§ **What you should do**: Can you copy out the data exactly? Leave the images out.

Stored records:
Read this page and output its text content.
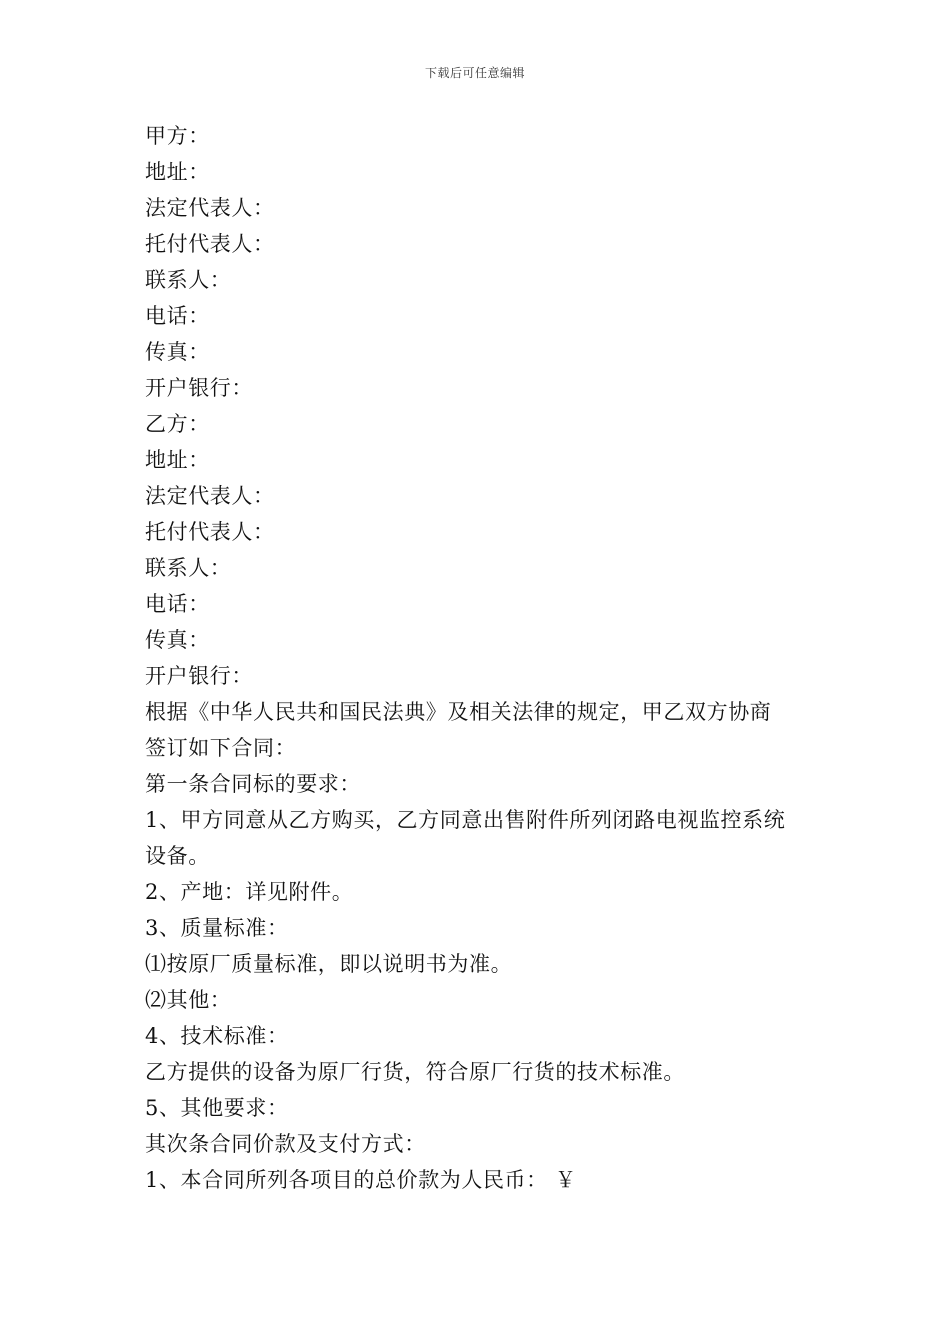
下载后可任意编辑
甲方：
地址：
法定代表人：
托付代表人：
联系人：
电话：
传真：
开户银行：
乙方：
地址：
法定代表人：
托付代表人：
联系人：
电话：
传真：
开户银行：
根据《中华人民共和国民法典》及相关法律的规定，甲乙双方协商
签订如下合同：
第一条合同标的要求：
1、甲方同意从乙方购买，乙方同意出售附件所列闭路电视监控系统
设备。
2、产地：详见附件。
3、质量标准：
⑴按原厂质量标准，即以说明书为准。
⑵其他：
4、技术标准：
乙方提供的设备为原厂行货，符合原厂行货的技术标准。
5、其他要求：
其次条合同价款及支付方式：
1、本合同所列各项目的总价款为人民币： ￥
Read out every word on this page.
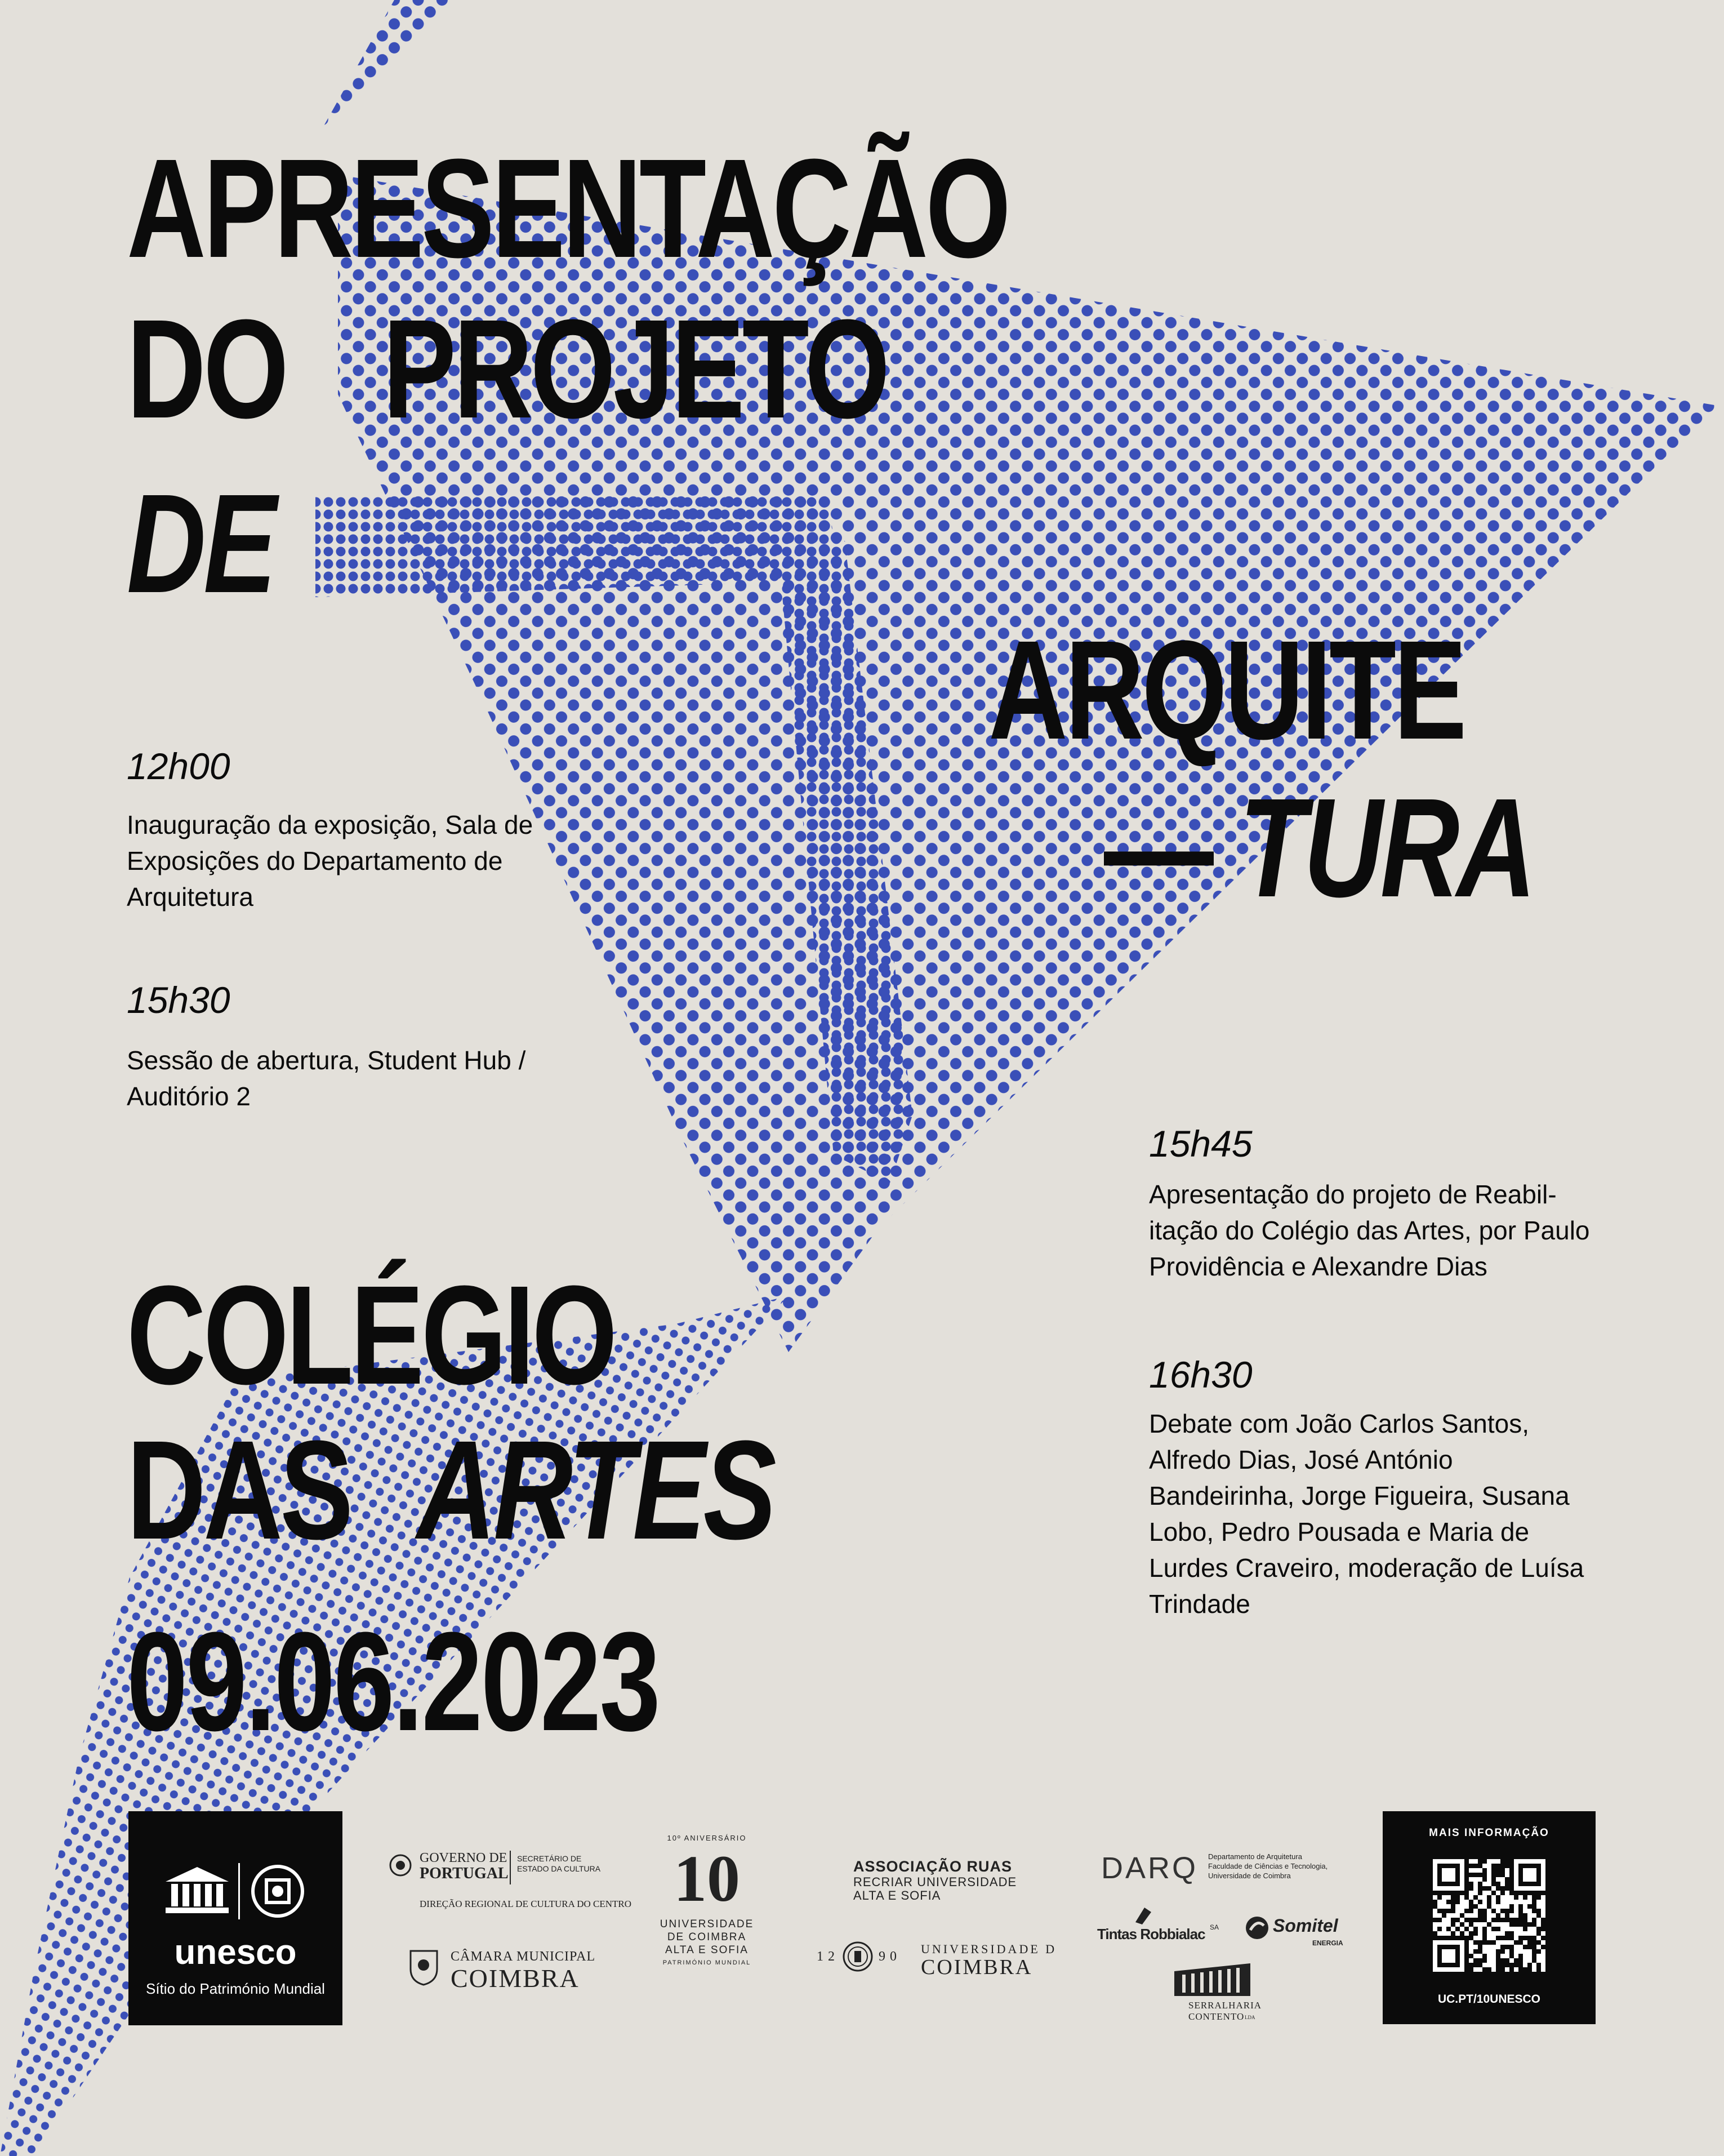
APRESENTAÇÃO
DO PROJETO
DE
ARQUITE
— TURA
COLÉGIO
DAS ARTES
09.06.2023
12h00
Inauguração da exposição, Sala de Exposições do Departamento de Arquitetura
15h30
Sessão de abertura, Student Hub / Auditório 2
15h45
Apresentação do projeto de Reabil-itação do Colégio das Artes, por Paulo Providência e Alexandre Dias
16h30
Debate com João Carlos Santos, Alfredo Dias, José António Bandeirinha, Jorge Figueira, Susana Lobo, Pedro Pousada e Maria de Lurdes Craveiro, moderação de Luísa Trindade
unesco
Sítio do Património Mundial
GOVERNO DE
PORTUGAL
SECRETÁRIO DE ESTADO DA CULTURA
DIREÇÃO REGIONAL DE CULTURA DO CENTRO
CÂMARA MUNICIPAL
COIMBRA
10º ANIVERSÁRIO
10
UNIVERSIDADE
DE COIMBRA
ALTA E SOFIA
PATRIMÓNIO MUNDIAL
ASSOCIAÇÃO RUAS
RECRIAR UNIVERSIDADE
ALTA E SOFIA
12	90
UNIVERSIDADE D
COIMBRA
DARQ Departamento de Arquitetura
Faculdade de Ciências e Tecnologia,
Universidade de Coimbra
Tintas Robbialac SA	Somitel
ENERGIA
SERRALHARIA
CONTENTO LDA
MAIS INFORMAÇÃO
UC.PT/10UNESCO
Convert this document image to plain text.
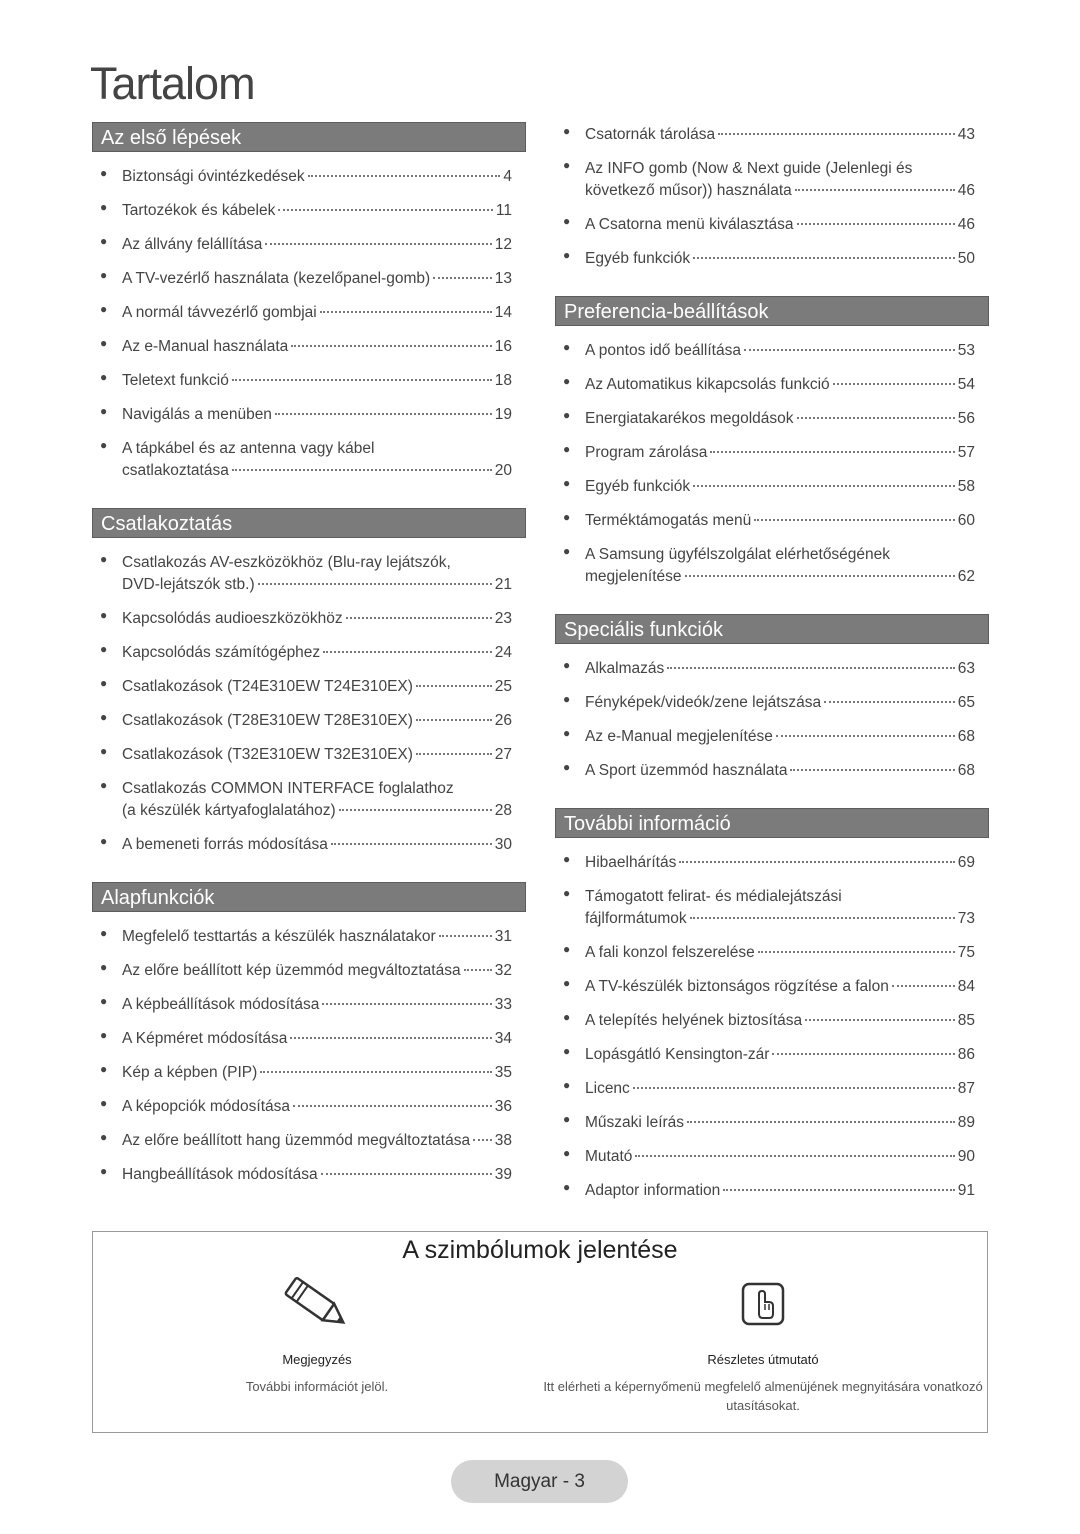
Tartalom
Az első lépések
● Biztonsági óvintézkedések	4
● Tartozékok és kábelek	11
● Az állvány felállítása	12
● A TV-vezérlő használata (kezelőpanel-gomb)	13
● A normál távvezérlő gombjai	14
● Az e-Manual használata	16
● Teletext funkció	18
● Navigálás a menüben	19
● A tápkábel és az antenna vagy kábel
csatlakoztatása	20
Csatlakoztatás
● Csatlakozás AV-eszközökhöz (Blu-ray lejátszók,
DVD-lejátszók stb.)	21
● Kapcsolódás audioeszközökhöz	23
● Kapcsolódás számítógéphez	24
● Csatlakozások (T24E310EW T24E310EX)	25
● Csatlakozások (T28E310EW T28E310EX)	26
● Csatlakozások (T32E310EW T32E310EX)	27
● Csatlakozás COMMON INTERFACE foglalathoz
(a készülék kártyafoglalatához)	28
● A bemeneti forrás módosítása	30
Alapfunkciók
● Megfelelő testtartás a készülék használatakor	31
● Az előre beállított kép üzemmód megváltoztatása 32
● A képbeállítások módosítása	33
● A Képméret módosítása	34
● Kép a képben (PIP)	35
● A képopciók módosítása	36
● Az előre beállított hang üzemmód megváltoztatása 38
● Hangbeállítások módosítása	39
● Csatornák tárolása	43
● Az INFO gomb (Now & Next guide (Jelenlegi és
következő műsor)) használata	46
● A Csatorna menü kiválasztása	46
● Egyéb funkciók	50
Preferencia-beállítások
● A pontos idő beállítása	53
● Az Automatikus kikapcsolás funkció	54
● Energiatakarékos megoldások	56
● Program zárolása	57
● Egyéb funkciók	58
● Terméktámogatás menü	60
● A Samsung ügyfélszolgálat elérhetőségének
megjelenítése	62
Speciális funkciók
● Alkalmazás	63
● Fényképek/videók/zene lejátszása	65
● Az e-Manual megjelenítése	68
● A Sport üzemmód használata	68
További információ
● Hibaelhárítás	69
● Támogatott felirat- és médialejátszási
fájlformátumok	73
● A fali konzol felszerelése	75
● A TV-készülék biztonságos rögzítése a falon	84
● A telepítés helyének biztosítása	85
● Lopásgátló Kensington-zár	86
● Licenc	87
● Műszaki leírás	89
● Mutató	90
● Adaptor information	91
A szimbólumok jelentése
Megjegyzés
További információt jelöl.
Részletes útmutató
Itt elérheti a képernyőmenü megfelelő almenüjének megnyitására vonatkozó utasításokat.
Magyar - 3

§ **Response below**:
Read this page and output its text content.
下载后可任意编辑
甲方：
地址：
法定代表人：
托付代表人：
联系人：
电话：
传真：
开户银行：
乙方：
地址：
法定代表人：
托付代表人：
联系人：
电话：
传真：
开户银行：
根据《中华人民共和国民法典》及相关法律的规定，甲乙双方协商
签订如下合同：
第一条合同标的要求：
1、甲方同意从乙方购买，乙方同意出售附件所列闭路电视监控系统
设备。
2、产地：详见附件。
3、质量标准：
⑴按原厂质量标准，即以说明书为准。
⑵其他：
4、技术标准：
乙方提供的设备为原厂行货，符合原厂行货的技术标准。
5、其他要求：
其次条合同价款及支付方式：
1、本合同所列各项目的总价款为人民币： ￥
Read out every word on this page.
APRESENTAÇÃO
DO PROJETO
DE
ARQUITE
— TURA
COLÉGIO
DAS ARTES
09.06.2023
12h00
Inauguração da exposição, Sala de Exposições do Departamento de Arquitetura
15h30
Sessão de abertura, Student Hub / Auditório 2
15h45
Apresentação do projeto de Reabil-itação do Colégio das Artes, por Paulo Providência e Alexandre Dias
16h30
Debate com João Carlos Santos, Alfredo Dias, José António Bandeirinha, Jorge Figueira, Susana Lobo, Pedro Pousada e Maria de Lurdes Craveiro, moderação de Luísa Trindade
unesco
Sítio do Património Mundial
GOVERNO DE
PORTUGAL
SECRETÁRIO DE ESTADO DA CULTURA
DIREÇÃO REGIONAL DE CULTURA DO CENTRO
CÂMARA MUNICIPAL
COIMBRA
10º ANIVERSÁRIO
10
UNIVERSIDADE
DE COIMBRA
ALTA E SOFIA
PATRIMÓNIO MUNDIAL
ASSOCIAÇÃO RUAS
RECRIAR UNIVERSIDADE
ALTA E SOFIA
12	90
UNIVERSIDADE D
COIMBRA
DARQ Departamento de Arquitetura
Faculdade de Ciências e Tecnologia,
Universidade de Coimbra
Tintas Robbialac SA	Somitel
ENERGIA
SERRALHARIA
CONTENTO LDA
MAIS INFORMAÇÃO
UC.PT/10UNESCO
Convert this document image to plain text.
Tartalom
Az első lépések
● Biztonsági óvintézkedések	4
● Tartozékok és kábelek	11
● Az állvány felállítása	12
● A TV-vezérlő használata (kezelőpanel-gomb)	13
● A normál távvezérlő gombjai	14
● Az e-Manual használata	16
● Teletext funkció	18
● Navigálás a menüben	19
● A tápkábel és az antenna vagy kábel
csatlakoztatása	20
Csatlakoztatás
● Csatlakozás AV-eszközökhöz (Blu-ray lejátszók,
DVD-lejátszók stb.)	21
● Kapcsolódás audioeszközökhöz	23
● Kapcsolódás számítógéphez	24
● Csatlakozások (T24E310EW T24E310EX)	25
● Csatlakozások (T28E310EW T28E310EX)	26
● Csatlakozások (T32E310EW T32E310EX)	27
● Csatlakozás COMMON INTERFACE foglalathoz
(a készülék kártyafoglalatához)	28
● A bemeneti forrás módosítása	30
Alapfunkciók
● Megfelelő testtartás a készülék használatakor	31
● Az előre beállított kép üzemmód megváltoztatása 32
● A képbeállítások módosítása	33
● A Képméret módosítása	34
● Kép a képben (PIP)	35
● A képopciók módosítása	36
● Az előre beállított hang üzemmód megváltoztatása 38
● Hangbeállítások módosítása	39
● Csatornák tárolása	43
● Az INFO gomb (Now & Next guide (Jelenlegi és
következő műsor)) használata	46
● A Csatorna menü kiválasztása	46
● Egyéb funkciók	50
Preferencia-beállítások
● A pontos idő beállítása	53
● Az Automatikus kikapcsolás funkció	54
● Energiatakarékos megoldások	56
● Program zárolása	57
● Egyéb funkciók	58
● Terméktámogatás menü	60
● A Samsung ügyfélszolgálat elérhetőségének
megjelenítése	62
Speciális funkciók
● Alkalmazás	63
● Fényképek/videók/zene lejátszása	65
● Az e-Manual megjelenítése	68
● A Sport üzemmód használata	68
További információ
● Hibaelhárítás	69
● Támogatott felirat- és médialejátszási
fájlformátumok	73
● A fali konzol felszerelése	75
● A TV-készülék biztonságos rögzítése a falon	84
● A telepítés helyének biztosítása	85
● Lopásgátló Kensington-zár	86
● Licenc	87
● Műszaki leírás	89
● Mutató	90
● Adaptor information	91
A szimbólumok jelentése
Megjegyzés
További információt jelöl.
Részletes útmutató
Itt elérheti a képernyőmenü megfelelő almenüjének megnyitására vonatkozó utasításokat.
Magyar - 3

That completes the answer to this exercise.